■ **Materials provided**:
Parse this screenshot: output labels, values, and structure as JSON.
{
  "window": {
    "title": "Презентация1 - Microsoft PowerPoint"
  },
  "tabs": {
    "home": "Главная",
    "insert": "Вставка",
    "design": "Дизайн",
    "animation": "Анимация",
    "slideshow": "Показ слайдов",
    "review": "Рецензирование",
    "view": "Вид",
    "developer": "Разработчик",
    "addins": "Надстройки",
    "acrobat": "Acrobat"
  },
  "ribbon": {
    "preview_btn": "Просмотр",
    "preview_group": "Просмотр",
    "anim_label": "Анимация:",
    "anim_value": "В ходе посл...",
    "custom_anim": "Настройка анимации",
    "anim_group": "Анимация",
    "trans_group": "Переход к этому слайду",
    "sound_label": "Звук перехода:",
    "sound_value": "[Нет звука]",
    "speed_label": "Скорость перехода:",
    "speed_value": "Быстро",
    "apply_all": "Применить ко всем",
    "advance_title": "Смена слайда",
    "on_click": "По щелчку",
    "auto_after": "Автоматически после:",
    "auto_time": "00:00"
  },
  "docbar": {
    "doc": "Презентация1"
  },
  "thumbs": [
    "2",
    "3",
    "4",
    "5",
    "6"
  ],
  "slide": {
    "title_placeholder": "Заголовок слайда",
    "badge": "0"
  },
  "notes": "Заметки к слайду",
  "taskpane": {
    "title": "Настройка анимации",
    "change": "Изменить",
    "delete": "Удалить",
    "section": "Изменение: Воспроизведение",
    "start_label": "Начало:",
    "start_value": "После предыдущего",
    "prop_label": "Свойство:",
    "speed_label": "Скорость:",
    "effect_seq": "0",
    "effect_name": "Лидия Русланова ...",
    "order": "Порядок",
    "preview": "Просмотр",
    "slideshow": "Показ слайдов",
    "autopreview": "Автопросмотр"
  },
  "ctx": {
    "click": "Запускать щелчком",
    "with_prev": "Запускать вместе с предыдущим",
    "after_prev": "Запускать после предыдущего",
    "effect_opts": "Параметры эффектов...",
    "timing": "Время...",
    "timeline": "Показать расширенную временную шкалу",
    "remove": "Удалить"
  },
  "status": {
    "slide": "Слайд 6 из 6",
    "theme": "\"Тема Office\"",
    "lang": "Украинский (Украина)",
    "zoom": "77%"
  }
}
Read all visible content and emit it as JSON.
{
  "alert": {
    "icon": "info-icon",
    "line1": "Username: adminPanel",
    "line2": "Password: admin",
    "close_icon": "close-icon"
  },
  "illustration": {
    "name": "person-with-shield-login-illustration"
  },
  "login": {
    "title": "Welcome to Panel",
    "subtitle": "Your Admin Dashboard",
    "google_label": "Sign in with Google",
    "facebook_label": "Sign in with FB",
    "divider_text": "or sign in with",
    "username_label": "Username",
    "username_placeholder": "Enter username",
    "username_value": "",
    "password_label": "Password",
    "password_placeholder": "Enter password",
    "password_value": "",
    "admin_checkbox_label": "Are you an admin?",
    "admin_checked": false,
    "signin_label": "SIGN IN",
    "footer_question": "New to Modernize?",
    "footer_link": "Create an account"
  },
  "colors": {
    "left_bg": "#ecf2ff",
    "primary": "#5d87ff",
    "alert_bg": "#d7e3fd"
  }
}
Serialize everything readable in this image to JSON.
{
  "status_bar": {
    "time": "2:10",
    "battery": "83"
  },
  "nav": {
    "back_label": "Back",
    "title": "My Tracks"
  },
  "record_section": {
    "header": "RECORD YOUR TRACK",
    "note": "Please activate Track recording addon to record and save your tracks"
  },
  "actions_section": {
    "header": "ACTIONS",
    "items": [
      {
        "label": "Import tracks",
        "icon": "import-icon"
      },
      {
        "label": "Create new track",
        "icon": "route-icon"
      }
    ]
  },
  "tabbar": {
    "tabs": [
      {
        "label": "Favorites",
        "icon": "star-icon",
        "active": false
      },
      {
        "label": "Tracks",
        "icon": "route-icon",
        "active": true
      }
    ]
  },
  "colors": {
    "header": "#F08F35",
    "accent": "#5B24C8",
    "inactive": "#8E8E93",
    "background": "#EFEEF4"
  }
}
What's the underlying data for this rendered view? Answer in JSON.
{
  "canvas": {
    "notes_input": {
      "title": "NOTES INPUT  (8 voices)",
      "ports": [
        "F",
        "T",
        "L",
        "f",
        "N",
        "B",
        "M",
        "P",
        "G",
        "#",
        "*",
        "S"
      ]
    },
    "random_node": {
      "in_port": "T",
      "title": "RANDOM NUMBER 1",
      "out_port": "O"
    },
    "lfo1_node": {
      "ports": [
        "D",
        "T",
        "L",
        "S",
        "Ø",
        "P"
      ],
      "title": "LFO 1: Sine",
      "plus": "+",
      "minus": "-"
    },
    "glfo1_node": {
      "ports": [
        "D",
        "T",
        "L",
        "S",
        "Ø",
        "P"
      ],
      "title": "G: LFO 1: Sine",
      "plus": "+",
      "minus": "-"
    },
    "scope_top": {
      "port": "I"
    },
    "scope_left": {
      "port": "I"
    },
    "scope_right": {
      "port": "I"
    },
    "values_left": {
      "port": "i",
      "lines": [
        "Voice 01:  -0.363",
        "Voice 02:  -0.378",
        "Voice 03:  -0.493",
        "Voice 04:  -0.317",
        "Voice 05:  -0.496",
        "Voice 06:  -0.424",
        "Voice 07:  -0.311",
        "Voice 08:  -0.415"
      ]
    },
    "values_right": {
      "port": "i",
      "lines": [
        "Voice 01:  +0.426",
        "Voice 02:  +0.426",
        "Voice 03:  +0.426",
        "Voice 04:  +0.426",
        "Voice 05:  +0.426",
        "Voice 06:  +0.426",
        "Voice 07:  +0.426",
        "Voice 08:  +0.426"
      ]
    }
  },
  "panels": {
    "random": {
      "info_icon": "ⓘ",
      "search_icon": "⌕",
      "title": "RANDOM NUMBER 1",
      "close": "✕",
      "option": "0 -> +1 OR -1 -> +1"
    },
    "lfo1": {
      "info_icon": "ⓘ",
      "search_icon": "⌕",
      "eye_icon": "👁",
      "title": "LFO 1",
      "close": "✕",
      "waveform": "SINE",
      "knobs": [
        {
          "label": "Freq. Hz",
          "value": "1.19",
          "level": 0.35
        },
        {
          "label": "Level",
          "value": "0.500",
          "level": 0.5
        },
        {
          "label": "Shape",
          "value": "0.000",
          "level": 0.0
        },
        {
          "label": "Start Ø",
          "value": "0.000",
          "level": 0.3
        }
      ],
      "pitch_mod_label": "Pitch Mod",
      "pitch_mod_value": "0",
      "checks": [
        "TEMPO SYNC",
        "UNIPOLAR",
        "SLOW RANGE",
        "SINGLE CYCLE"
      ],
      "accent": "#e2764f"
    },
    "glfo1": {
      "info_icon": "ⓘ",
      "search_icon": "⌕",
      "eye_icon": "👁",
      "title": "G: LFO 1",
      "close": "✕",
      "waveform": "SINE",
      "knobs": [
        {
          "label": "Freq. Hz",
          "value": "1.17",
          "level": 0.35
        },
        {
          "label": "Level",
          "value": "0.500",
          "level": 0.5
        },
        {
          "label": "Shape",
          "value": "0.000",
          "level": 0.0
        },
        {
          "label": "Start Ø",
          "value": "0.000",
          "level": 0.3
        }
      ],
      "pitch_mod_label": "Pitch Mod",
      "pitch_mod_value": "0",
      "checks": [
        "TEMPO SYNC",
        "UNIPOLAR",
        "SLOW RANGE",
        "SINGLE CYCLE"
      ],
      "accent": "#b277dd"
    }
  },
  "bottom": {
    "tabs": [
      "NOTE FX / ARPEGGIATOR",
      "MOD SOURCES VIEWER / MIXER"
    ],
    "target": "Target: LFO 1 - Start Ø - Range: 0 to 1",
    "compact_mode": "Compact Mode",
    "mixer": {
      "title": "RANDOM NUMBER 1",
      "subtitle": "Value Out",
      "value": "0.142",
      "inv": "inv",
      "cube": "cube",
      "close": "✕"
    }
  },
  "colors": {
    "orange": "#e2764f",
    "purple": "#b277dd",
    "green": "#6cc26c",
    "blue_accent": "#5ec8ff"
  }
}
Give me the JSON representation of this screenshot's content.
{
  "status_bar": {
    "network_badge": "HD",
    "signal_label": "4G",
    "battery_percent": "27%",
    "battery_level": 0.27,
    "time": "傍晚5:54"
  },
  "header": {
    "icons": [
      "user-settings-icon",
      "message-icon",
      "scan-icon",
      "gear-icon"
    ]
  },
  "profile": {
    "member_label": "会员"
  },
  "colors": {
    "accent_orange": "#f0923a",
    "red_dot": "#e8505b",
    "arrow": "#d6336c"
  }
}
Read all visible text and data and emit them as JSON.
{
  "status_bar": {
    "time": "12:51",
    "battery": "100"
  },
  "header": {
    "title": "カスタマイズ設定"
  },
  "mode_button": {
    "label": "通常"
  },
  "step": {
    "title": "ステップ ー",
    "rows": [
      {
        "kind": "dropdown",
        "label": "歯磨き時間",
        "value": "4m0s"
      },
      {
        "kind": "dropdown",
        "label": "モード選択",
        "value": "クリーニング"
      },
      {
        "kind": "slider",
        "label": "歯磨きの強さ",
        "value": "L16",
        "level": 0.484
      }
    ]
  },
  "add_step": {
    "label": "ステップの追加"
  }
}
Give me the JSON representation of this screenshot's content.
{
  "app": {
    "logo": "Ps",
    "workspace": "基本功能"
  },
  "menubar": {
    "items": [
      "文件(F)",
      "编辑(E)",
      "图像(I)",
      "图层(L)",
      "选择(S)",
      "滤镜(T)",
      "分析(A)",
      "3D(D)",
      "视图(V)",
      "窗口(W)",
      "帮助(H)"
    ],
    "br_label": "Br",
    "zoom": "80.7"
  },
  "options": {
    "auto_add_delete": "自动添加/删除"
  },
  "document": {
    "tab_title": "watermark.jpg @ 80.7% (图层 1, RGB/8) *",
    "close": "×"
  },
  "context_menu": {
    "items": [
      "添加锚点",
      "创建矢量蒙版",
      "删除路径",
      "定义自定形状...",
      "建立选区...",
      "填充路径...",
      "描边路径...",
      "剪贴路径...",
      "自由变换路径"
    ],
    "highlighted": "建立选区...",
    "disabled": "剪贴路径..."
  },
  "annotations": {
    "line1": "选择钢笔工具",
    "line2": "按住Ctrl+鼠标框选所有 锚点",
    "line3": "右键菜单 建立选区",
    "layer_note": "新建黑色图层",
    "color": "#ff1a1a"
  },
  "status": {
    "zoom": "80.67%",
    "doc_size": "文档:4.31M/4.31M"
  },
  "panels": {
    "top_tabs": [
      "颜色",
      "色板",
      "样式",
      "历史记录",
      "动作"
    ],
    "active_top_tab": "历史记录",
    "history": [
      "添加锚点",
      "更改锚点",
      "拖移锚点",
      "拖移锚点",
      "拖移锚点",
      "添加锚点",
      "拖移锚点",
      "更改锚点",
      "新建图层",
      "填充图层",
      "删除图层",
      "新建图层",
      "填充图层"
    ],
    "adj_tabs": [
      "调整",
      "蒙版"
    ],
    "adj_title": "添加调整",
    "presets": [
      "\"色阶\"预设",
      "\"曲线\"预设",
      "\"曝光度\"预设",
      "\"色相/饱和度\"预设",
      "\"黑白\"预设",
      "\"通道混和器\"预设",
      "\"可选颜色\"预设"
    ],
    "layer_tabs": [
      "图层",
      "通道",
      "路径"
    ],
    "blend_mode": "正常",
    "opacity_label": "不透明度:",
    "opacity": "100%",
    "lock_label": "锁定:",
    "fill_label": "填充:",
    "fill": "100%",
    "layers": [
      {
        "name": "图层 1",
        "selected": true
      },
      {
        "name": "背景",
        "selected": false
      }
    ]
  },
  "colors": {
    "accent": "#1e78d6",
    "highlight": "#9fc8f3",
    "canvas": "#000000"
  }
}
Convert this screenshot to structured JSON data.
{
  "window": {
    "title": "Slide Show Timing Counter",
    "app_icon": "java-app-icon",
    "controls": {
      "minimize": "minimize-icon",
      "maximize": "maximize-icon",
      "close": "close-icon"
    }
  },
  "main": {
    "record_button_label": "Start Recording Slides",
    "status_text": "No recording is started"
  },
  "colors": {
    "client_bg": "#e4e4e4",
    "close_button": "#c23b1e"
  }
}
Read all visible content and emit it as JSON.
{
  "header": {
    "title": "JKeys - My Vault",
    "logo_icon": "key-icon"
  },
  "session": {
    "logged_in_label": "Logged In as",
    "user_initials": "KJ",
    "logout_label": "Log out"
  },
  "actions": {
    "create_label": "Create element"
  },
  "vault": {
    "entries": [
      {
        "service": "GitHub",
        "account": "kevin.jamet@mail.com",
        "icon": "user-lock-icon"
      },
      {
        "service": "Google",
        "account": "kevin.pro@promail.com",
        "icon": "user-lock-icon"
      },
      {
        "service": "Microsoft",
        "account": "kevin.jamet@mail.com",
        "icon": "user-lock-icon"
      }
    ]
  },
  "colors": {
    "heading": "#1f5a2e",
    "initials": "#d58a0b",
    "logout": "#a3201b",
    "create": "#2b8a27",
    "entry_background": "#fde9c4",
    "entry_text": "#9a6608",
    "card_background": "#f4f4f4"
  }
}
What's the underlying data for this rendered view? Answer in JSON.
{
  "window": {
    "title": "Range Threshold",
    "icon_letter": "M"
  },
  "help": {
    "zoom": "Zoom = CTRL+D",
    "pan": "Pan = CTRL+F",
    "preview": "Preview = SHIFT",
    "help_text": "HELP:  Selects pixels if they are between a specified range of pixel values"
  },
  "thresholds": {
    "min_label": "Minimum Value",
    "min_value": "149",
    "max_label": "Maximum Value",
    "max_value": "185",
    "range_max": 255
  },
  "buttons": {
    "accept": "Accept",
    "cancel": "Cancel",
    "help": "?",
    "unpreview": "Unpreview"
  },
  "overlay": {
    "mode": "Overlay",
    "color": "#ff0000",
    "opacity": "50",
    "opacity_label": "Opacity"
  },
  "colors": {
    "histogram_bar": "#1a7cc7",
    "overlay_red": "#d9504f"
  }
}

■ **Task requirements**:
Read the data above and pull out each line that holds the string "subtitle".

■ **Solution to this problem**:
    "subtitle": "Your Admin Dashboard",
      "subtitle": "Value Out",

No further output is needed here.